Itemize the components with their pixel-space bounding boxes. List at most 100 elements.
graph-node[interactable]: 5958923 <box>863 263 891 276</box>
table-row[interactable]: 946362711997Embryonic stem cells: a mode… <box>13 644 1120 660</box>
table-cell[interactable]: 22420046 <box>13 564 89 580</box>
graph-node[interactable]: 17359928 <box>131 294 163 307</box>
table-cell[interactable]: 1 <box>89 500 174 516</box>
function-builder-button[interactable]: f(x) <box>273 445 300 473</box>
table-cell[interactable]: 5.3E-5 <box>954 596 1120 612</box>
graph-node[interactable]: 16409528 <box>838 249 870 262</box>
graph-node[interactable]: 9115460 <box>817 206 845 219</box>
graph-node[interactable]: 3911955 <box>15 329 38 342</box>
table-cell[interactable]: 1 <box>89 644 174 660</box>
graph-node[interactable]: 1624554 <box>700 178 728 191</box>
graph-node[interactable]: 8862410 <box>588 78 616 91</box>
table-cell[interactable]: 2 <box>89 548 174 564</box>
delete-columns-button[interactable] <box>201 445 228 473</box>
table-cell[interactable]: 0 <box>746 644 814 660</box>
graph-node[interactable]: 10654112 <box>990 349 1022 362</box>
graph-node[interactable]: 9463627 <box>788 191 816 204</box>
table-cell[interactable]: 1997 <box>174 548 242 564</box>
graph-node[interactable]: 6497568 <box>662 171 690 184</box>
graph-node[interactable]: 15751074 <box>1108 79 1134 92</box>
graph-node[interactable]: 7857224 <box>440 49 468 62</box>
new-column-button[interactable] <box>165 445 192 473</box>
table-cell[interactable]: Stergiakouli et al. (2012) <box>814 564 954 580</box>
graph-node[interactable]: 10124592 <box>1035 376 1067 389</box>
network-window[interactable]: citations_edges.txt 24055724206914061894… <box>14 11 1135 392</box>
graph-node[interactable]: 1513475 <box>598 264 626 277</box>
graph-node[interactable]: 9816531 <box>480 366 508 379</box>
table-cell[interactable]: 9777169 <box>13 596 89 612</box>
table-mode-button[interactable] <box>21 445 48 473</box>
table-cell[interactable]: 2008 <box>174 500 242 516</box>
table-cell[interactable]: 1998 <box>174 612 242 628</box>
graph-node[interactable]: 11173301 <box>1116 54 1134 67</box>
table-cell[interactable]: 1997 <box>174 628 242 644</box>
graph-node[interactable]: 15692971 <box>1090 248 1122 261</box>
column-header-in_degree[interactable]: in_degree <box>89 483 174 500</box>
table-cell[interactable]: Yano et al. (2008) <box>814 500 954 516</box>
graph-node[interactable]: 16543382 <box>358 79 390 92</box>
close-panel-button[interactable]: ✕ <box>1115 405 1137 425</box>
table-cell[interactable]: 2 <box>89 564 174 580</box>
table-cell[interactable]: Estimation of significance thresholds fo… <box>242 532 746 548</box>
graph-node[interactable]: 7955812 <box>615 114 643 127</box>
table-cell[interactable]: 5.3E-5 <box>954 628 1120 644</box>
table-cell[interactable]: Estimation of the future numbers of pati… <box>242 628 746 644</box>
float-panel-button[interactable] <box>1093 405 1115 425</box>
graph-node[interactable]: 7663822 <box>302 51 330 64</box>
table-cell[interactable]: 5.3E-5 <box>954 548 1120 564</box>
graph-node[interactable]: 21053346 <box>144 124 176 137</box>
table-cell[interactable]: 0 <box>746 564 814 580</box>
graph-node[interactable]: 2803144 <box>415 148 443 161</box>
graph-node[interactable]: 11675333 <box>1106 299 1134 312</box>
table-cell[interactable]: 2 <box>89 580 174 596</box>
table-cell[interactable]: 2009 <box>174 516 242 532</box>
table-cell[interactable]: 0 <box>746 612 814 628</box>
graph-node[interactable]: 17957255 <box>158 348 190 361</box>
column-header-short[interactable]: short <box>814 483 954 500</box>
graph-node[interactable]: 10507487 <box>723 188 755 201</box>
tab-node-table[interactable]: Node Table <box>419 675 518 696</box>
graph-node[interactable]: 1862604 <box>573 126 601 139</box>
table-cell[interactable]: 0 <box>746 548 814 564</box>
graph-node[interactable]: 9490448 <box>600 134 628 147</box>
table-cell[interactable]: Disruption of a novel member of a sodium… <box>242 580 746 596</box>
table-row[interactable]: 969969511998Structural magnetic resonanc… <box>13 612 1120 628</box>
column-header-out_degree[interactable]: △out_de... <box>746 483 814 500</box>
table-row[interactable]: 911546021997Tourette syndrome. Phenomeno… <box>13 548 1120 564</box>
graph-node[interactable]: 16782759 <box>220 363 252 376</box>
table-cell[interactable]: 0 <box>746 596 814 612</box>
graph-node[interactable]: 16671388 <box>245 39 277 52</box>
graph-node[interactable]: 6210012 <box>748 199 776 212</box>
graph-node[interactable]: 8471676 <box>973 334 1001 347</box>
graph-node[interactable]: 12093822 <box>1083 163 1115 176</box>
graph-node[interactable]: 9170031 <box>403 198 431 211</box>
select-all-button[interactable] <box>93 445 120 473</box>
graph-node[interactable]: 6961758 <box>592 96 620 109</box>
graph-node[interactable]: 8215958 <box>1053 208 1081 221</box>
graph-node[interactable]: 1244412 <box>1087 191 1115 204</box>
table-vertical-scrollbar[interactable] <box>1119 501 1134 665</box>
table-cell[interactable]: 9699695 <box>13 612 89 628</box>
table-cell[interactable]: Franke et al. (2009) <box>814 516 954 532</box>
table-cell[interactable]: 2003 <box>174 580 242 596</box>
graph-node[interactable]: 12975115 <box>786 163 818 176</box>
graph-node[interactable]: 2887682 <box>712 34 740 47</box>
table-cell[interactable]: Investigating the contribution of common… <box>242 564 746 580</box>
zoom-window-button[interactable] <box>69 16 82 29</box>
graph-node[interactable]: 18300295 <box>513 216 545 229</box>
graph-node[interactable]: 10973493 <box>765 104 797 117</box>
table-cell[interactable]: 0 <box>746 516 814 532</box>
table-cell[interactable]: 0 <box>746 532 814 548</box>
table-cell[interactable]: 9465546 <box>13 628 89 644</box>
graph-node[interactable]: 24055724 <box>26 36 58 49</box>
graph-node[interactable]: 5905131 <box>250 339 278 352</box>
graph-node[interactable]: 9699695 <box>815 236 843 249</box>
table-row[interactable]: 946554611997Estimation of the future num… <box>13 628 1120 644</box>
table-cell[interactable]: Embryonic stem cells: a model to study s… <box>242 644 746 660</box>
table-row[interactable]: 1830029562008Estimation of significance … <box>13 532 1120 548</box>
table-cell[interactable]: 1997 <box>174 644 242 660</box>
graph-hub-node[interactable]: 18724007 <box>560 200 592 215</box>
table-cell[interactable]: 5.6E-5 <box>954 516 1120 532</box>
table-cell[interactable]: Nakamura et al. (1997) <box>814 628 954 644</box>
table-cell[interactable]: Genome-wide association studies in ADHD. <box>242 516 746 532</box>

* * *

What to produce:
Starting with the first line, give back the whole listing exactly.

Expected output:
Itemize the components with their pixel-space bounding boxes. List at most 100 elements.
graph-node[interactable]: 5958923 <box>863 263 891 276</box>
table-row[interactable]: 946362711997Embryonic stem cells: a mode… <box>13 644 1120 660</box>
table-cell[interactable]: 22420046 <box>13 564 89 580</box>
graph-node[interactable]: 17359928 <box>131 294 163 307</box>
table-cell[interactable]: 1 <box>89 500 174 516</box>
function-builder-button[interactable]: f(x) <box>273 445 300 473</box>
table-cell[interactable]: 5.3E-5 <box>954 596 1120 612</box>
graph-node[interactable]: 16409528 <box>838 249 870 262</box>
graph-node[interactable]: 9115460 <box>817 206 845 219</box>
graph-node[interactable]: 3911955 <box>15 329 38 342</box>
table-cell[interactable]: 1 <box>89 644 174 660</box>
graph-node[interactable]: 1624554 <box>700 178 728 191</box>
graph-node[interactable]: 8862410 <box>588 78 616 91</box>
table-cell[interactable]: 2 <box>89 548 174 564</box>
delete-columns-button[interactable] <box>201 445 228 473</box>
table-cell[interactable]: 0 <box>746 644 814 660</box>
graph-node[interactable]: 10654112 <box>990 349 1022 362</box>
graph-node[interactable]: 9463627 <box>788 191 816 204</box>
table-cell[interactable]: 1997 <box>174 548 242 564</box>
graph-node[interactable]: 6497568 <box>662 171 690 184</box>
graph-node[interactable]: 15751074 <box>1108 79 1134 92</box>
graph-node[interactable]: 7857224 <box>440 49 468 62</box>
new-column-button[interactable] <box>165 445 192 473</box>
table-cell[interactable]: Stergiakouli et al. (2012) <box>814 564 954 580</box>
graph-node[interactable]: 10124592 <box>1035 376 1067 389</box>
network-window[interactable]: citations_edges.txt 24055724206914061894… <box>14 11 1135 392</box>
graph-node[interactable]: 1513475 <box>598 264 626 277</box>
graph-node[interactable]: 9816531 <box>480 366 508 379</box>
table-cell[interactable]: 9777169 <box>13 596 89 612</box>
table-mode-button[interactable] <box>21 445 48 473</box>
table-cell[interactable]: 2008 <box>174 500 242 516</box>
table-cell[interactable]: 1998 <box>174 612 242 628</box>
graph-node[interactable]: 11173301 <box>1116 54 1134 67</box>
table-cell[interactable]: 1997 <box>174 628 242 644</box>
graph-node[interactable]: 15692971 <box>1090 248 1122 261</box>
column-header-in_degree[interactable]: in_degree <box>89 483 174 500</box>
table-cell[interactable]: Yano et al. (2008) <box>814 500 954 516</box>
graph-node[interactable]: 16543382 <box>358 79 390 92</box>
close-panel-button[interactable]: ✕ <box>1115 405 1137 425</box>
table-cell[interactable]: 2 <box>89 564 174 580</box>
table-cell[interactable]: Estimation of significance thresholds fo… <box>242 532 746 548</box>
graph-node[interactable]: 7955812 <box>615 114 643 127</box>
table-cell[interactable]: 5.3E-5 <box>954 628 1120 644</box>
table-cell[interactable]: Estimation of the future numbers of pati… <box>242 628 746 644</box>
float-panel-button[interactable] <box>1093 405 1115 425</box>
graph-node[interactable]: 7663822 <box>302 51 330 64</box>
table-cell[interactable]: 5.3E-5 <box>954 548 1120 564</box>
graph-node[interactable]: 21053346 <box>144 124 176 137</box>
table-cell[interactable]: 0 <box>746 564 814 580</box>
graph-node[interactable]: 2803144 <box>415 148 443 161</box>
graph-node[interactable]: 11675333 <box>1106 299 1134 312</box>
table-cell[interactable]: 2 <box>89 580 174 596</box>
table-cell[interactable]: 2009 <box>174 516 242 532</box>
table-cell[interactable]: 0 <box>746 612 814 628</box>
graph-node[interactable]: 17957255 <box>158 348 190 361</box>
column-header-short[interactable]: short <box>814 483 954 500</box>
graph-node[interactable]: 10507487 <box>723 188 755 201</box>
tab-node-table[interactable]: Node Table <box>419 675 518 696</box>
graph-node[interactable]: 1862604 <box>573 126 601 139</box>
table-cell[interactable]: 0 <box>746 548 814 564</box>
graph-node[interactable]: 9490448 <box>600 134 628 147</box>
table-cell[interactable]: Disruption of a novel member of a sodium… <box>242 580 746 596</box>
table-row[interactable]: 969969511998Structural magnetic resonanc… <box>13 612 1120 628</box>
column-header-out_degree[interactable]: △out_de... <box>746 483 814 500</box>
table-row[interactable]: 911546021997Tourette syndrome. Phenomeno… <box>13 548 1120 564</box>
graph-node[interactable]: 16782759 <box>220 363 252 376</box>
table-cell[interactable]: 0 <box>746 596 814 612</box>
graph-node[interactable]: 16671388 <box>245 39 277 52</box>
graph-node[interactable]: 6210012 <box>748 199 776 212</box>
graph-node[interactable]: 8471676 <box>973 334 1001 347</box>
graph-node[interactable]: 12093822 <box>1083 163 1115 176</box>
graph-node[interactable]: 9170031 <box>403 198 431 211</box>
select-all-button[interactable] <box>93 445 120 473</box>
graph-node[interactable]: 6961758 <box>592 96 620 109</box>
graph-node[interactable]: 8215958 <box>1053 208 1081 221</box>
graph-node[interactable]: 1244412 <box>1087 191 1115 204</box>
table-vertical-scrollbar[interactable] <box>1119 501 1134 665</box>
table-cell[interactable]: 9699695 <box>13 612 89 628</box>
table-cell[interactable]: Franke et al. (2009) <box>814 516 954 532</box>
table-cell[interactable]: 2003 <box>174 580 242 596</box>
graph-node[interactable]: 12975115 <box>786 163 818 176</box>
graph-node[interactable]: 2887682 <box>712 34 740 47</box>
table-cell[interactable]: Investigating the contribution of common… <box>242 564 746 580</box>
zoom-window-button[interactable] <box>69 16 82 29</box>
graph-node[interactable]: 18300295 <box>513 216 545 229</box>
graph-node[interactable]: 10973493 <box>765 104 797 117</box>
table-cell[interactable]: 0 <box>746 516 814 532</box>
table-cell[interactable]: 0 <box>746 532 814 548</box>
table-cell[interactable]: 9465546 <box>13 628 89 644</box>
graph-node[interactable]: 24055724 <box>26 36 58 49</box>
graph-node[interactable]: 5905131 <box>250 339 278 352</box>
graph-node[interactable]: 9699695 <box>815 236 843 249</box>
table-row[interactable]: 946554611997Estimation of the future num… <box>13 628 1120 644</box>
table-cell[interactable]: Embryonic stem cells: a model to study s… <box>242 644 746 660</box>
table-row[interactable]: 1830029562008Estimation of significance … <box>13 532 1120 548</box>
table-cell[interactable]: 1997 <box>174 644 242 660</box>
graph-hub-node[interactable]: 18724007 <box>560 200 592 215</box>
table-cell[interactable]: 5.6E-5 <box>954 516 1120 532</box>
table-cell[interactable]: Nakamura et al. (1997) <box>814 628 954 644</box>
table-cell[interactable]: Genome-wide association studies in ADHD. <box>242 516 746 532</box>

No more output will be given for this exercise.